Identify each line containing the word "Average" and copy it.
[BEGIN]
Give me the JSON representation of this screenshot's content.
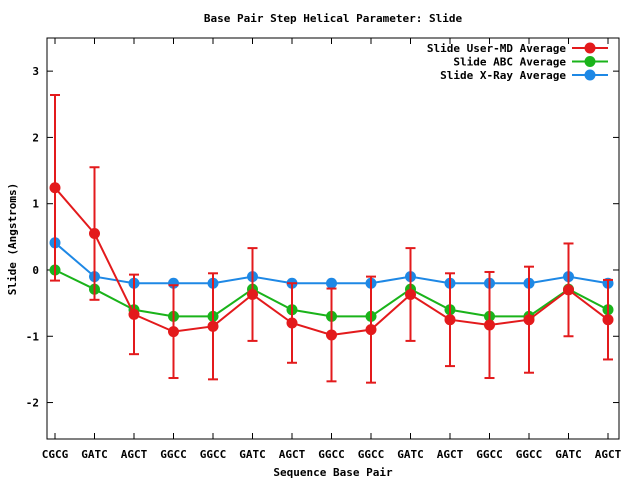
{
  "chart_data": {
    "type": "line",
    "title": "Base Pair Step Helical Parameter: Slide",
    "xlabel": "Sequence Base Pair",
    "ylabel": "Slide (Angstroms)",
    "categories": [
      "CGCG",
      "GATC",
      "AGCT",
      "GGCC",
      "GGCC",
      "GATC",
      "AGCT",
      "GGCC",
      "GGCC",
      "GATC",
      "AGCT",
      "GGCC",
      "GGCC",
      "GATC",
      "AGCT"
    ],
    "ylim": [
      -2.55,
      3.5
    ],
    "yticks": [
      -2,
      -1,
      0,
      1,
      2,
      3
    ],
    "ytick_labels": [
      "-2",
      "-1",
      "0",
      "1",
      "2",
      "3"
    ],
    "legend_position": "top-right",
    "series": [
      {
        "name": "Slide User-MD Average",
        "color": "#e31a1c",
        "values": [
          1.24,
          0.55,
          -0.67,
          -0.93,
          -0.85,
          -0.37,
          -0.8,
          -0.98,
          -0.9,
          -0.37,
          -0.75,
          -0.83,
          -0.75,
          -0.3,
          -0.75
        ],
        "error": [
          1.4,
          1.0,
          0.6,
          0.7,
          0.8,
          0.7,
          0.6,
          0.7,
          0.8,
          0.7,
          0.7,
          0.8,
          0.8,
          0.7,
          0.6
        ]
      },
      {
        "name": "Slide ABC Average",
        "color": "#1ab31a",
        "values": [
          0.0,
          -0.29,
          -0.6,
          -0.7,
          -0.7,
          -0.29,
          -0.6,
          -0.7,
          -0.7,
          -0.29,
          -0.6,
          -0.7,
          -0.7,
          -0.29,
          -0.6
        ]
      },
      {
        "name": "Slide X-Ray Average",
        "color": "#1e88e5",
        "values": [
          0.41,
          -0.1,
          -0.2,
          -0.2,
          -0.2,
          -0.1,
          -0.2,
          -0.2,
          -0.2,
          -0.1,
          -0.2,
          -0.2,
          -0.2,
          -0.1,
          -0.2
        ]
      }
    ]
  }
}
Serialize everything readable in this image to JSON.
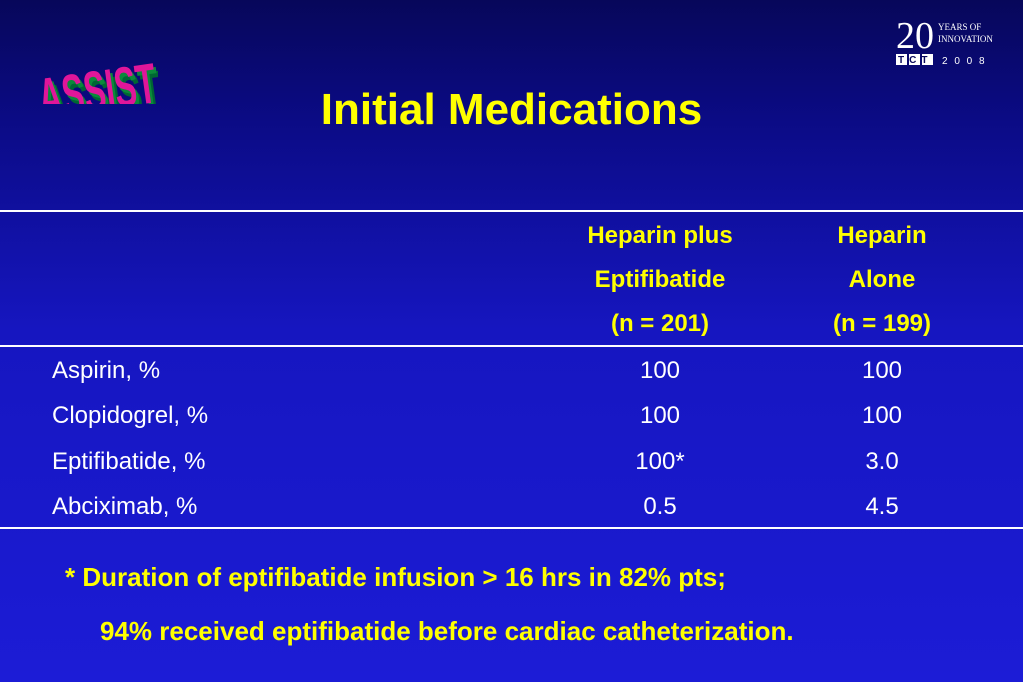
{
  "logos": {
    "left_text": "ASSIST",
    "right_number": "20",
    "right_line1": "YEARS OF",
    "right_line2": "INNOVATION",
    "right_tct": "TCT",
    "right_year": "2 0 0 8"
  },
  "title": "Initial Medications",
  "table": {
    "columns": [
      {
        "line1": "Heparin plus",
        "line2": "Eptifibatide",
        "line3": "(n = 201)"
      },
      {
        "line1": "Heparin",
        "line2": "Alone",
        "line3": "(n = 199)"
      }
    ],
    "rows": [
      {
        "label": "Aspirin, %",
        "values": [
          "100",
          "100"
        ]
      },
      {
        "label": "Clopidogrel, %",
        "values": [
          "100",
          "100"
        ]
      },
      {
        "label": "Eptifibatide, %",
        "values": [
          "100*",
          "3.0"
        ]
      },
      {
        "label": "Abciximab, %",
        "values": [
          "0.5",
          "4.5"
        ]
      }
    ]
  },
  "footnote": {
    "line1": "*  Duration of eptifibatide infusion > 16 hrs in 82% pts;",
    "line2": "94% received eptifibatide before cardiac catheterization."
  },
  "colors": {
    "background_top": "#07075a",
    "background_bottom": "#1c1cd6",
    "accent_yellow": "#ffff00",
    "text_white": "#ffffff",
    "logo_magenta": "#e0169a",
    "logo_green": "#0a8a3a"
  }
}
[END]
▸ **EXERCISE SOLUTION**
        "name": "Slide User-MD Average",
        "name": "Slide ABC Average",
        "name": "Slide X-Ray Average",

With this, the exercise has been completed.